» **WHAT IS NEEDED**: Using the data below, repeat all of it precisely.

» **EXCERPTED RECORDS**:
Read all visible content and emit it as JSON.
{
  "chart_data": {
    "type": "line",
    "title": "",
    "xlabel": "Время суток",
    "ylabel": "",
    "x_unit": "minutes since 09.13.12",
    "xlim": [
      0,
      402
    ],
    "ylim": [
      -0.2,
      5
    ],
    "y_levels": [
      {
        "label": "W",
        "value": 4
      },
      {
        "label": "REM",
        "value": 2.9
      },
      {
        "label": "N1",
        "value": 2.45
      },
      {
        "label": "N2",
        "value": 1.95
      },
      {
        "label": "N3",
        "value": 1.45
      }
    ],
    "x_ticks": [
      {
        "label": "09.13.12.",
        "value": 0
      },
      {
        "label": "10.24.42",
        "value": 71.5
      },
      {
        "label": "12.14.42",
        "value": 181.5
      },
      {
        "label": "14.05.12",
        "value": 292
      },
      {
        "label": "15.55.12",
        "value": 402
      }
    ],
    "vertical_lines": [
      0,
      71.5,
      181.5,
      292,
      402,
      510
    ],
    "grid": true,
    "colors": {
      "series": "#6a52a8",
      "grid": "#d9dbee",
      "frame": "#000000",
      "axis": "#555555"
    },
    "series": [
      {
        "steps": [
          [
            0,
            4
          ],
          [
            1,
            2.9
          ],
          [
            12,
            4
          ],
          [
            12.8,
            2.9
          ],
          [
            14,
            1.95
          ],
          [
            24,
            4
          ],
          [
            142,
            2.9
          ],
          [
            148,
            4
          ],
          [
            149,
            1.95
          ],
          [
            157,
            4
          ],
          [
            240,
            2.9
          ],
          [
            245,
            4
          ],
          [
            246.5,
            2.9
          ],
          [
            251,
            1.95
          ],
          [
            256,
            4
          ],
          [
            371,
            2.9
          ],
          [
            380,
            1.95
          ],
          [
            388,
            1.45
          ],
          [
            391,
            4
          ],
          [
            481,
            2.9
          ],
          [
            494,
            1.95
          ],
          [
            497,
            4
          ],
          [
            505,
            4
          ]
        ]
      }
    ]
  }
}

» **FINAL RESULT**:
Read all visible content and emit it as JSON.
{
  "chart_data": {
    "type": "line",
    "title": "",
    "xlabel": "Время суток",
    "ylabel": "",
    "x_unit": "minutes since 09.13.12",
    "xlim": [
      0,
      402
    ],
    "ylim": [
      -0.2,
      5
    ],
    "y_levels": [
      {
        "label": "W",
        "value": 4
      },
      {
        "label": "REM",
        "value": 2.9
      },
      {
        "label": "N1",
        "value": 2.45
      },
      {
        "label": "N2",
        "value": 1.95
      },
      {
        "label": "N3",
        "value": 1.45
      }
    ],
    "x_ticks": [
      {
        "label": "09.13.12.",
        "value": 0
      },
      {
        "label": "10.24.42",
        "value": 71.5
      },
      {
        "label": "12.14.42",
        "value": 181.5
      },
      {
        "label": "14.05.12",
        "value": 292
      },
      {
        "label": "15.55.12",
        "value": 402
      }
    ],
    "vertical_lines": [
      0,
      71.5,
      181.5,
      292,
      402,
      510
    ],
    "grid": true,
    "colors": {
      "series": "#6a52a8",
      "grid": "#d9dbee",
      "frame": "#000000",
      "axis": "#555555"
    },
    "series": [
      {
        "steps": [
          [
            0,
            4
          ],
          [
            1,
            2.9
          ],
          [
            12,
            4
          ],
          [
            12.8,
            2.9
          ],
          [
            14,
            1.95
          ],
          [
            24,
            4
          ],
          [
            142,
            2.9
          ],
          [
            148,
            4
          ],
          [
            149,
            1.95
          ],
          [
            157,
            4
          ],
          [
            240,
            2.9
          ],
          [
            245,
            4
          ],
          [
            246.5,
            2.9
          ],
          [
            251,
            1.95
          ],
          [
            256,
            4
          ],
          [
            371,
            2.9
          ],
          [
            380,
            1.95
          ],
          [
            388,
            1.45
          ],
          [
            391,
            4
          ],
          [
            481,
            2.9
          ],
          [
            494,
            1.95
          ],
          [
            497,
            4
          ],
          [
            505,
            4
          ]
        ]
      }
    ]
  }
}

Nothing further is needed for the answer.